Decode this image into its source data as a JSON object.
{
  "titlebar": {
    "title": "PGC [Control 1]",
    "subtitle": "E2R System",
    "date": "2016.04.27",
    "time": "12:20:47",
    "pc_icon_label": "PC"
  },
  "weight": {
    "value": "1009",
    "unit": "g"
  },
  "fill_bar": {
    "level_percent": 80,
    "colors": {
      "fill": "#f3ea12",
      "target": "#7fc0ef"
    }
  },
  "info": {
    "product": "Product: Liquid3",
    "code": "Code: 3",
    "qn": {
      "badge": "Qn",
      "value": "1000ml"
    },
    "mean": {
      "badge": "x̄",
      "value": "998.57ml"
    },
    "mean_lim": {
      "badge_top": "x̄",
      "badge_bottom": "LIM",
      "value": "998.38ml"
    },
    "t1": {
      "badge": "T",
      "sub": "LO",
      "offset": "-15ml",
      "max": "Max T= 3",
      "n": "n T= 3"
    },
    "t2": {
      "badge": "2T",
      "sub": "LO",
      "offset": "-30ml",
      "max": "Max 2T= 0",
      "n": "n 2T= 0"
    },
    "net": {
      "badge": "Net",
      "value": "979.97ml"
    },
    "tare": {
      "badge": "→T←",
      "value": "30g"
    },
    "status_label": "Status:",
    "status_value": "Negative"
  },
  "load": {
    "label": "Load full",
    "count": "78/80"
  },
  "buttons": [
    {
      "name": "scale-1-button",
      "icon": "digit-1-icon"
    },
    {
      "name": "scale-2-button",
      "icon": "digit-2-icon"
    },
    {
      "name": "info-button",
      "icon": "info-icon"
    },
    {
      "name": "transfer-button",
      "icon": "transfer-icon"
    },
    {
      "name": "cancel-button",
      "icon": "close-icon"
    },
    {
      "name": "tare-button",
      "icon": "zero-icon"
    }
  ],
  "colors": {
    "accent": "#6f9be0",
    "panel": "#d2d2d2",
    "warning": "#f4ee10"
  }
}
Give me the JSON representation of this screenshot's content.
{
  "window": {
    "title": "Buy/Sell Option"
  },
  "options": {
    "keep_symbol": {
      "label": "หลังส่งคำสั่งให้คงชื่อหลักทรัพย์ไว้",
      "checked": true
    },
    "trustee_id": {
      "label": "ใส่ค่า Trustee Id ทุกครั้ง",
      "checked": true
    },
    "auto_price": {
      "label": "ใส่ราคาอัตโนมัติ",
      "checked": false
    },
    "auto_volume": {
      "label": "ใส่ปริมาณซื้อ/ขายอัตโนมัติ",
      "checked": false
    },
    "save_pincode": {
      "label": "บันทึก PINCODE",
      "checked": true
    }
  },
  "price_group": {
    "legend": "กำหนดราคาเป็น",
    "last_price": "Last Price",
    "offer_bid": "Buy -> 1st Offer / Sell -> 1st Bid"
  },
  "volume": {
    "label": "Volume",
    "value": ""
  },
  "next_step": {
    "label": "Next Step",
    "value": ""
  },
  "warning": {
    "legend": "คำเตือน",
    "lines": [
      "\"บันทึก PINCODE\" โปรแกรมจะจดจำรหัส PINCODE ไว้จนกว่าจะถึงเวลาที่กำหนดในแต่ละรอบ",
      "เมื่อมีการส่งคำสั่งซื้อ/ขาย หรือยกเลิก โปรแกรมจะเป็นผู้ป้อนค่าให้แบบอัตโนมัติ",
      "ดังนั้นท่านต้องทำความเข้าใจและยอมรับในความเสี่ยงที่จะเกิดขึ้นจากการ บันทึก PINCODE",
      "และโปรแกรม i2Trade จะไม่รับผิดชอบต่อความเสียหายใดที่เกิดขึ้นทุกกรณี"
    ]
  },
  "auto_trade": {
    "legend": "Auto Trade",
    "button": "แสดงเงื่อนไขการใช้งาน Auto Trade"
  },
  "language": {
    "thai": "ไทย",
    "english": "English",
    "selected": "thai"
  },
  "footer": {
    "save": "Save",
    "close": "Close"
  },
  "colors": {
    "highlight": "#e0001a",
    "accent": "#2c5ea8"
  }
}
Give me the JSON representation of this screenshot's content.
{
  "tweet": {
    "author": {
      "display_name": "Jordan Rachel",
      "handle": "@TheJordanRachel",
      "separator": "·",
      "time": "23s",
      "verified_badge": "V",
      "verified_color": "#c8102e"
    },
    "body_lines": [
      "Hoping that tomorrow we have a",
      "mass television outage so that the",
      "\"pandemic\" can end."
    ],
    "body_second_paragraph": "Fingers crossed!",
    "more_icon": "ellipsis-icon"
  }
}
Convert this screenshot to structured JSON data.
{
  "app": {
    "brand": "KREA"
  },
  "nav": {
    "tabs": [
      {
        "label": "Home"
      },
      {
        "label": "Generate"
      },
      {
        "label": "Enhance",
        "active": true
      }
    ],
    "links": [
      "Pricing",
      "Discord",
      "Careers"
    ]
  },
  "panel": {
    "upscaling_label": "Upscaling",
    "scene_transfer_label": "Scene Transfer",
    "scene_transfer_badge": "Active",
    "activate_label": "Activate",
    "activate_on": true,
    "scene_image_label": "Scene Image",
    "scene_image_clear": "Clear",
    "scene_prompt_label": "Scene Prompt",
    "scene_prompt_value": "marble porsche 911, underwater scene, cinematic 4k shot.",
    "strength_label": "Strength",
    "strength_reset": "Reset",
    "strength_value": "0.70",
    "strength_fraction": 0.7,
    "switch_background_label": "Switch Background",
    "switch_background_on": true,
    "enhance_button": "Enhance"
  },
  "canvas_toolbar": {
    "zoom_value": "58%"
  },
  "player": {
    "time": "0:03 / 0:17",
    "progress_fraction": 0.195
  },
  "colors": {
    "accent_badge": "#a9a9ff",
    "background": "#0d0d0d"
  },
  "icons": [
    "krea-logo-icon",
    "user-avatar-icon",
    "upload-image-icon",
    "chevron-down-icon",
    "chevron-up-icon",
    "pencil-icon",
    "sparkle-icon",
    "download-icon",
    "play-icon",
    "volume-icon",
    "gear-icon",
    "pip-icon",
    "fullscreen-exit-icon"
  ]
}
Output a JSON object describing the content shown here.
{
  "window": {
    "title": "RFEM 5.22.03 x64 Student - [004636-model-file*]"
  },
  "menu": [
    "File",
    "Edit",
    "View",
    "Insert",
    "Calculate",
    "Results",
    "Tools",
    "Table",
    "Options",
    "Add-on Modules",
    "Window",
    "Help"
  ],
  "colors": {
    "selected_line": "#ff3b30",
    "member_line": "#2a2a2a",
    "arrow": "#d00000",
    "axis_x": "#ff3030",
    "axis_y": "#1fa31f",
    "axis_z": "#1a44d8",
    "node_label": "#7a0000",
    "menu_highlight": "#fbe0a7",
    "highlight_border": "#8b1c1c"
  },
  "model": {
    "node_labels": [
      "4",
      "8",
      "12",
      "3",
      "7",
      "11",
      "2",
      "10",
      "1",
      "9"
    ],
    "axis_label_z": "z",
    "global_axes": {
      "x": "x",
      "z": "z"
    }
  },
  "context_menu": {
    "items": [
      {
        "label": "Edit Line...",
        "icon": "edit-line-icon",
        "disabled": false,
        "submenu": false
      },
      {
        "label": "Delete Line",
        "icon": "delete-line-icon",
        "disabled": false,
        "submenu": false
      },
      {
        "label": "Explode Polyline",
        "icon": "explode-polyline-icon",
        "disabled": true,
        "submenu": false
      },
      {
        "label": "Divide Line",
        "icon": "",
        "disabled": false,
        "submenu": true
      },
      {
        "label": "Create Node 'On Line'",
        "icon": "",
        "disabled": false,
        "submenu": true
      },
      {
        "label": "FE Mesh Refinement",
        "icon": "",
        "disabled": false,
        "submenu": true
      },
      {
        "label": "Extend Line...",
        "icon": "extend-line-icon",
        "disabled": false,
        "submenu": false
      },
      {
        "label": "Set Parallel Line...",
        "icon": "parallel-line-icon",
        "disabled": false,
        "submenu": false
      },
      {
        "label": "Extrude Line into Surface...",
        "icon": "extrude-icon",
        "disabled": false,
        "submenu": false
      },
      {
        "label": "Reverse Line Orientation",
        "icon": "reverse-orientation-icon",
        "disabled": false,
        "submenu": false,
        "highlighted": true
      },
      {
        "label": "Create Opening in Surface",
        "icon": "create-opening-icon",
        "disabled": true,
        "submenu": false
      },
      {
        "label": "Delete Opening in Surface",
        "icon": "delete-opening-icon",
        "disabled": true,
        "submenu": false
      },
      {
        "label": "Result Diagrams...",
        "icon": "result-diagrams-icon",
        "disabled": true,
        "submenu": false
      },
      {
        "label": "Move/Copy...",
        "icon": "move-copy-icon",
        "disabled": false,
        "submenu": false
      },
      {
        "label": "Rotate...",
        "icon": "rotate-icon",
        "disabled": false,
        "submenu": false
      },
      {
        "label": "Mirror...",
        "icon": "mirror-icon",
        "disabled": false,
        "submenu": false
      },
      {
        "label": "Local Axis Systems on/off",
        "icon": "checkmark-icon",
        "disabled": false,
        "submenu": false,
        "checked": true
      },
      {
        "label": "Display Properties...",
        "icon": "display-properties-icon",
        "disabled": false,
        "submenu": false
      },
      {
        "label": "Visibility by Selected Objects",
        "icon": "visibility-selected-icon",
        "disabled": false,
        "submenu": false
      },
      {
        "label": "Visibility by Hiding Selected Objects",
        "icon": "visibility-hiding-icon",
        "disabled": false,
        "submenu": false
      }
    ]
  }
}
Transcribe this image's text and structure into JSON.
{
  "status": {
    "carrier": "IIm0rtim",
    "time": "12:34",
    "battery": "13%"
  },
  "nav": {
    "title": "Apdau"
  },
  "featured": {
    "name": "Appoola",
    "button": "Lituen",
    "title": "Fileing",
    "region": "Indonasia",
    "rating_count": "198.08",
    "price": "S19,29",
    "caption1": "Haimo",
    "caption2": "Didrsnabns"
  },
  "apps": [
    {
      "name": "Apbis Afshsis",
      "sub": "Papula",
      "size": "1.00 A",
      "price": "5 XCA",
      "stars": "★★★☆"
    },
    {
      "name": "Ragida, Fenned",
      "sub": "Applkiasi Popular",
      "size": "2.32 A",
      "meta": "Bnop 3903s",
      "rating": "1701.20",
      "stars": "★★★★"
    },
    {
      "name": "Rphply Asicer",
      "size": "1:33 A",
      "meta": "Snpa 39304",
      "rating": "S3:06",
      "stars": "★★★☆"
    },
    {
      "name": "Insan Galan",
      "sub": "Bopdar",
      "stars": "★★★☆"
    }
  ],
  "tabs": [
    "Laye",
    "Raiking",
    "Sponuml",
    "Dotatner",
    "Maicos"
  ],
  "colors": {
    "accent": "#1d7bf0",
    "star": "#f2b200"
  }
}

◆ ◆ ◆

> _Stated exercise_: Return exactly the lines from the one containing "Transcribe this image's" through the last line of the records above, both included, and nothing else.

> _Solution_:
Transcribe this image's text and structure into JSON.
{
  "status": {
    "carrier": "IIm0rtim",
    "time": "12:34",
    "battery": "13%"
  },
  "nav": {
    "title": "Apdau"
  },
  "featured": {
    "name": "Appoola",
    "button": "Lituen",
    "title": "Fileing",
    "region": "Indonasia",
    "rating_count": "198.08",
    "price": "S19,29",
    "caption1": "Haimo",
    "caption2": "Didrsnabns"
  },
  "apps": [
    {
      "name": "Apbis Afshsis",
      "sub": "Papula",
      "size": "1.00 A",
      "price": "5 XCA",
      "stars": "★★★☆"
    },
    {
      "name": "Ragida, Fenned",
      "sub": "Applkiasi Popular",
      "size": "2.32 A",
      "meta": "Bnop 3903s",
      "rating": "1701.20",
      "stars": "★★★★"
    },
    {
      "name": "Rphply Asicer",
      "size": "1:33 A",
      "meta": "Snpa 39304",
      "rating": "S3:06",
      "stars": "★★★☆"
    },
    {
      "name": "Insan Galan",
      "sub": "Bopdar",
      "stars": "★★★☆"
    }
  ],
  "tabs": [
    "Laye",
    "Raiking",
    "Sponuml",
    "Dotatner",
    "Maicos"
  ],
  "colors": {
    "accent": "#1d7bf0",
    "star": "#f2b200"
  }
}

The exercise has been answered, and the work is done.